▶ _Short exercise_:
Copy each line below in which the word "version" occurs.
————
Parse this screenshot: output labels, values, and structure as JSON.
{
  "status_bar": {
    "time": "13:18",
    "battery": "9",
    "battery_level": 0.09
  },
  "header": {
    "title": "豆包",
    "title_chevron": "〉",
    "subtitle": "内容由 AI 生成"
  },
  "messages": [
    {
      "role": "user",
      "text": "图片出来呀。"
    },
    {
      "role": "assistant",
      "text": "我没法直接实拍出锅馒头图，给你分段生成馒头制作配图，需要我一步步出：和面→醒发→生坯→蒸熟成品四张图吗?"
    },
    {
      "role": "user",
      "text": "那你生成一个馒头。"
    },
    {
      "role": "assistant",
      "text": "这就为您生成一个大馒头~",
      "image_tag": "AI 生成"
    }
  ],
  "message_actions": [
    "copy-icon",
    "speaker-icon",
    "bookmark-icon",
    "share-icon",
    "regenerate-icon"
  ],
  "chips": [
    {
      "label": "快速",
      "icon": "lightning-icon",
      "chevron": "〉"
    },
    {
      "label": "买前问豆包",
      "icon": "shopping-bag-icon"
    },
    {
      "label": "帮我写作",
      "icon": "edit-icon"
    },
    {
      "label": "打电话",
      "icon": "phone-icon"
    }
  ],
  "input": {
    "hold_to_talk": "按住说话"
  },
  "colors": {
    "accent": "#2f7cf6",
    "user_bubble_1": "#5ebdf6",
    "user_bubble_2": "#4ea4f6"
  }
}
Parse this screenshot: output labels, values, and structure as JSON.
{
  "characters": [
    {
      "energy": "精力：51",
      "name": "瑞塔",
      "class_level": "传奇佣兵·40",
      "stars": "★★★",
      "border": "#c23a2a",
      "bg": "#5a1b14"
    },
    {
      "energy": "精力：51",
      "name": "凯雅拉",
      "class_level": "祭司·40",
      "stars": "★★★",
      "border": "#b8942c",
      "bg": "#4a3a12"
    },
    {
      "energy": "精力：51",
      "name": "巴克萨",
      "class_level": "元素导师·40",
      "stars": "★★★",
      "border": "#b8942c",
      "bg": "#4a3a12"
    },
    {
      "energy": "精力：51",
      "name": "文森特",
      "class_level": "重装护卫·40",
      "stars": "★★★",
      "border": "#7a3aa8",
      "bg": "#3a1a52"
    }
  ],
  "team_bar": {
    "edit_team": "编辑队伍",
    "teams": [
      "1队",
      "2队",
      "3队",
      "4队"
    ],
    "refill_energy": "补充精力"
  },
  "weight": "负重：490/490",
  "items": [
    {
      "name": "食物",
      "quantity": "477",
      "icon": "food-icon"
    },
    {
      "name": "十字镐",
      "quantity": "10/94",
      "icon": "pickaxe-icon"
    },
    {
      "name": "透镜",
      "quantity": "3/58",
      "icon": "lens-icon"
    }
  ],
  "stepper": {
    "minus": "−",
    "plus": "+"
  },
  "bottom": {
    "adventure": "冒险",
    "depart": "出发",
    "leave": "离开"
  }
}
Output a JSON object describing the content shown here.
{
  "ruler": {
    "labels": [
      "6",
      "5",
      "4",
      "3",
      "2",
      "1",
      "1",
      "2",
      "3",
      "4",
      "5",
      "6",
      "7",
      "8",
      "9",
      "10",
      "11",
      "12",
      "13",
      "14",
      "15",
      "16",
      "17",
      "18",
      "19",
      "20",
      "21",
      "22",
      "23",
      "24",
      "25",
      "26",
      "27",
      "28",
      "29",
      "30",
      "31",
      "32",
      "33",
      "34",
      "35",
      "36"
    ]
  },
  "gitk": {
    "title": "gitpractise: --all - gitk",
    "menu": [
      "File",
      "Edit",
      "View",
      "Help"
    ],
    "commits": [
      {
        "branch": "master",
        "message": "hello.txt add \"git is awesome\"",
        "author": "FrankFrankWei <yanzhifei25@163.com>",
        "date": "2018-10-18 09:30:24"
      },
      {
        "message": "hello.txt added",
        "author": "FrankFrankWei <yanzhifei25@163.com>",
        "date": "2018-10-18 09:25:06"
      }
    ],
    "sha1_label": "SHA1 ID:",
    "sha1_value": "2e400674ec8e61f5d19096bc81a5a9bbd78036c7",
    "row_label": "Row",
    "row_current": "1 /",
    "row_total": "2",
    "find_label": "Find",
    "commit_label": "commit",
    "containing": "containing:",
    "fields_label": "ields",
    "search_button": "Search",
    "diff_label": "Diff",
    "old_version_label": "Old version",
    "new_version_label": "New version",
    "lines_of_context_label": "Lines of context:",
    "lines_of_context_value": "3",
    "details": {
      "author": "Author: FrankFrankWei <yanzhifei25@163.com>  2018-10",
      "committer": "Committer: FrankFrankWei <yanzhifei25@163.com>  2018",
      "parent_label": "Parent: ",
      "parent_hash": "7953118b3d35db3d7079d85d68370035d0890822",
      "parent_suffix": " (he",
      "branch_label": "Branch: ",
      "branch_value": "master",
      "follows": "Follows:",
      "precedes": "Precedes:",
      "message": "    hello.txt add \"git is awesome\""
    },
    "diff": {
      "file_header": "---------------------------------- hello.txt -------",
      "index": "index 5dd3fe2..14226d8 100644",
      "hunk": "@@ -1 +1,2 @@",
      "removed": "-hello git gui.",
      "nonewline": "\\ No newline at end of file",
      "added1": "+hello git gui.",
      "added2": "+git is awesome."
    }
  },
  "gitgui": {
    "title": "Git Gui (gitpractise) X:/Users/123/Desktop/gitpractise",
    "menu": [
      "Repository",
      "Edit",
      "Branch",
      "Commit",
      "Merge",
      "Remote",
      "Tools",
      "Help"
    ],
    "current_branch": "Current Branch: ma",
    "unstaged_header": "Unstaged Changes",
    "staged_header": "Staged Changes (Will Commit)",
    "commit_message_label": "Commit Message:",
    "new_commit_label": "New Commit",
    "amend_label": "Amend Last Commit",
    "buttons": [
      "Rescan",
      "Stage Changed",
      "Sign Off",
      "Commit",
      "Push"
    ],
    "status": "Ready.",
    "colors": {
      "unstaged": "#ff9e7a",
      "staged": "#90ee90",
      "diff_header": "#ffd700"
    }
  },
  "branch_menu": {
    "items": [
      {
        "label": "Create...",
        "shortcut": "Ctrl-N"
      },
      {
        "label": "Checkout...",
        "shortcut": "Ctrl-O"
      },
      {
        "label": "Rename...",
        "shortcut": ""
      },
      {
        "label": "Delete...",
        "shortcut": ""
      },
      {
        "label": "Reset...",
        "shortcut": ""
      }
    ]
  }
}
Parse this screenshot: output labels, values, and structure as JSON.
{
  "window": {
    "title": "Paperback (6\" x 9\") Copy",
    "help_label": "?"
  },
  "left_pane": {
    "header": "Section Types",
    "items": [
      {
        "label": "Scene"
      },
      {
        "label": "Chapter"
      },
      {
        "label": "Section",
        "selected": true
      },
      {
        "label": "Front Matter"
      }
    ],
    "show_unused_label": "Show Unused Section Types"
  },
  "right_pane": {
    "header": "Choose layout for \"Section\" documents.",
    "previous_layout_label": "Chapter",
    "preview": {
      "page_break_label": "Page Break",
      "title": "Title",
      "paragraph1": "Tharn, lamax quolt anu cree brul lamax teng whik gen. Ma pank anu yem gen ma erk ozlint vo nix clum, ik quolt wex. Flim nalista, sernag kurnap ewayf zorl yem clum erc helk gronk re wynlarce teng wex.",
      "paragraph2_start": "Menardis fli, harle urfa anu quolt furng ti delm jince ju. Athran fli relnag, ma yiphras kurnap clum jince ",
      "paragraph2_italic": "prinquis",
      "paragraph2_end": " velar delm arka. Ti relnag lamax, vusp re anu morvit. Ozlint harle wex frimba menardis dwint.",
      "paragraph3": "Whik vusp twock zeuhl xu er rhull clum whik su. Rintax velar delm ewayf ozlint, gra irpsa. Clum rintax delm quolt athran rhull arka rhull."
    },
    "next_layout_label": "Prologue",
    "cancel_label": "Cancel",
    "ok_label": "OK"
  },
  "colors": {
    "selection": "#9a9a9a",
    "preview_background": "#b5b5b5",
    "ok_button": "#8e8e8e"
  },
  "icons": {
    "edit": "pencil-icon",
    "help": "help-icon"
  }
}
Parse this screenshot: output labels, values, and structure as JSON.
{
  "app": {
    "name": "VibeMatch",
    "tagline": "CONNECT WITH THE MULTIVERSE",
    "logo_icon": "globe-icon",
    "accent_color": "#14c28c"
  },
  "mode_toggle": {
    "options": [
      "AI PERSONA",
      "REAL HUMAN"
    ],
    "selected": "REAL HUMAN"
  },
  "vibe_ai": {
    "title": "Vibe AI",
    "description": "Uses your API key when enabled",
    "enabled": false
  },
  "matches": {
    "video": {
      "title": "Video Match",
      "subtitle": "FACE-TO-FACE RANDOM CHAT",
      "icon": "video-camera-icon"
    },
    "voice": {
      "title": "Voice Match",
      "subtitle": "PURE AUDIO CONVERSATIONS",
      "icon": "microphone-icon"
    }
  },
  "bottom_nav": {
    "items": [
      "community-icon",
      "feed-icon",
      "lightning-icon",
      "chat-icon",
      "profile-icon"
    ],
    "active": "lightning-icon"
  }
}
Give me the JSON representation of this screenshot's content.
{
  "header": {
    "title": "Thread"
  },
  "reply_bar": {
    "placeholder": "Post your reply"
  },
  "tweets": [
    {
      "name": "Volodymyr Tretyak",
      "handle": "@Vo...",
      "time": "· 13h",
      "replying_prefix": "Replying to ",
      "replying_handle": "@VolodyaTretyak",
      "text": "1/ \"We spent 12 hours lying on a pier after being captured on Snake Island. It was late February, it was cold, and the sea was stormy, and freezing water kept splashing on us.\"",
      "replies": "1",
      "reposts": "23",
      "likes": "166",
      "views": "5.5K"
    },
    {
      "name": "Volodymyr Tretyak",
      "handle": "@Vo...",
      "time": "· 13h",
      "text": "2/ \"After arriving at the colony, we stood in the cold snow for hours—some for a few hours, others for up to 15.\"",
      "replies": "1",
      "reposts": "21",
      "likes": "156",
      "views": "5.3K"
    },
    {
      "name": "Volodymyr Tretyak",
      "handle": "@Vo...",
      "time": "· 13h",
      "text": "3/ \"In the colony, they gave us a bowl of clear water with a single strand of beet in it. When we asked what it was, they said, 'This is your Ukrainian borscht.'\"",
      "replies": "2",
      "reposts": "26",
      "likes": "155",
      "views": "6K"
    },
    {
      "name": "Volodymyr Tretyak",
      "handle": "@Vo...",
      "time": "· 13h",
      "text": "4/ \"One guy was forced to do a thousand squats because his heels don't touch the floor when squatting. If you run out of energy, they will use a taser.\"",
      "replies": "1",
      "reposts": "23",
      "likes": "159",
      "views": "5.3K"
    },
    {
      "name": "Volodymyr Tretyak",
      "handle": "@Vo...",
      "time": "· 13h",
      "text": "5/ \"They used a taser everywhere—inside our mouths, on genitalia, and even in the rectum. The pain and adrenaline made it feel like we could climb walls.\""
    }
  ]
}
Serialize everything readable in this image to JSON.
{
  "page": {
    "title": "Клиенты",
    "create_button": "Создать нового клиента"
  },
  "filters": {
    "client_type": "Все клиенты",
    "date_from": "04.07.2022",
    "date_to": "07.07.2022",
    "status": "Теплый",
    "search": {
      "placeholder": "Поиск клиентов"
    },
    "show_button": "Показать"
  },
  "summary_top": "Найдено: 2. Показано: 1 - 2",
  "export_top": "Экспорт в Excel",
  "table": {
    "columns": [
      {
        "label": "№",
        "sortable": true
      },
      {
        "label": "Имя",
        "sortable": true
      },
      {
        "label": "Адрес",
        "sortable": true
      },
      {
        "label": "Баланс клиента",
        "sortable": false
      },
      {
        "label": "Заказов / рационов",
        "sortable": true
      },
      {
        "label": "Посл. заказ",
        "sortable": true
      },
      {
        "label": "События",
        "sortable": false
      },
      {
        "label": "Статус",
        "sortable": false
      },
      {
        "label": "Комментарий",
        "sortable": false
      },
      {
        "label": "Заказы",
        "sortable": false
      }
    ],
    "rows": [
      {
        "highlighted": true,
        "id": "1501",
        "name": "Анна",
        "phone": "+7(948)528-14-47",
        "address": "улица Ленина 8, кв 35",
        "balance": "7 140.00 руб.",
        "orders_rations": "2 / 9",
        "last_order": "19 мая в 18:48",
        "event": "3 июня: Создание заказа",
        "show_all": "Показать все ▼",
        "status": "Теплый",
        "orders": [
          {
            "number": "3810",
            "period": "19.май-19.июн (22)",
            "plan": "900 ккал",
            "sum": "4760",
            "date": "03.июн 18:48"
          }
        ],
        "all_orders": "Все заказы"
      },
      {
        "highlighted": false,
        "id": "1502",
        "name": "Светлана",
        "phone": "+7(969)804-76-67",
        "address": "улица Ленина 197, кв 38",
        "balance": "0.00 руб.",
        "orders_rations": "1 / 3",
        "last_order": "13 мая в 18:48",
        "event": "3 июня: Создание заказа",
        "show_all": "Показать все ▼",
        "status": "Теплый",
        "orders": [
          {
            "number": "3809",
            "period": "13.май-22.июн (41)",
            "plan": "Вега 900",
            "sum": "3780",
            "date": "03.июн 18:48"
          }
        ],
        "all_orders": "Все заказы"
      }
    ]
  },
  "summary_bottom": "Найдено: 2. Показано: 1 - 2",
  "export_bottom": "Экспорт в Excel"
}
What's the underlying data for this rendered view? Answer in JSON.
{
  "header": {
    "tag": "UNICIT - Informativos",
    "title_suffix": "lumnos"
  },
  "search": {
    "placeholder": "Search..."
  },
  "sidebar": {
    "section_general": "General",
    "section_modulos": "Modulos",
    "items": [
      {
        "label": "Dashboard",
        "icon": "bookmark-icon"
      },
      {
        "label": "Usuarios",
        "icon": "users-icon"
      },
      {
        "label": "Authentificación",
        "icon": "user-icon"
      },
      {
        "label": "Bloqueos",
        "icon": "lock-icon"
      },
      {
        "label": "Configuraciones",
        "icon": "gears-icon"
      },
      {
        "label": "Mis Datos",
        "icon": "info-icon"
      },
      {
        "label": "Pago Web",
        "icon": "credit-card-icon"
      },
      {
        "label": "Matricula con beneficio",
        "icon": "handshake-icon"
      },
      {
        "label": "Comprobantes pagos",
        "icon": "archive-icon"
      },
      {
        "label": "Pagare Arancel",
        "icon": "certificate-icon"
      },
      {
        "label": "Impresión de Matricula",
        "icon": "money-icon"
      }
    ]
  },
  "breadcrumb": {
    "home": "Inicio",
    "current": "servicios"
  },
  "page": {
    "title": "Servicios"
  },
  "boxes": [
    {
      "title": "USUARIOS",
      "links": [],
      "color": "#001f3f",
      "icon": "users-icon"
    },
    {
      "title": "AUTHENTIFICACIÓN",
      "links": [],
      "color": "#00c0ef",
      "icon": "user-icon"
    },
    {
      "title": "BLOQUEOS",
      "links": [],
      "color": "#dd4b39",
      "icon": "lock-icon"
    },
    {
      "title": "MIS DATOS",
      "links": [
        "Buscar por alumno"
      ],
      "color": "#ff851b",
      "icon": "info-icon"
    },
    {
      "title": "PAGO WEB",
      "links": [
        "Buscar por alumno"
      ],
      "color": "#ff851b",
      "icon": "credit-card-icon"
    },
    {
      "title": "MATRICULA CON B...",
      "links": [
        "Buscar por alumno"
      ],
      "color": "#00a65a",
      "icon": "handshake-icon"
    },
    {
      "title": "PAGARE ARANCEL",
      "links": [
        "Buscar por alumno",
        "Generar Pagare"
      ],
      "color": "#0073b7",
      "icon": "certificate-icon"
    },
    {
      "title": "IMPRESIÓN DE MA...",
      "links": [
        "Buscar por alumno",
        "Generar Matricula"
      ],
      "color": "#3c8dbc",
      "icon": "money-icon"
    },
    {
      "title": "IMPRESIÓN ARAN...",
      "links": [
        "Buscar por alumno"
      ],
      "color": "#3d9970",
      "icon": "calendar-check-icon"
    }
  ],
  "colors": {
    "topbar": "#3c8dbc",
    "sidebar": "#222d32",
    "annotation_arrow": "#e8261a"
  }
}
————
▶ _Task response_:
    "old_version_label": "Old version",
    "new_version_label": "New version",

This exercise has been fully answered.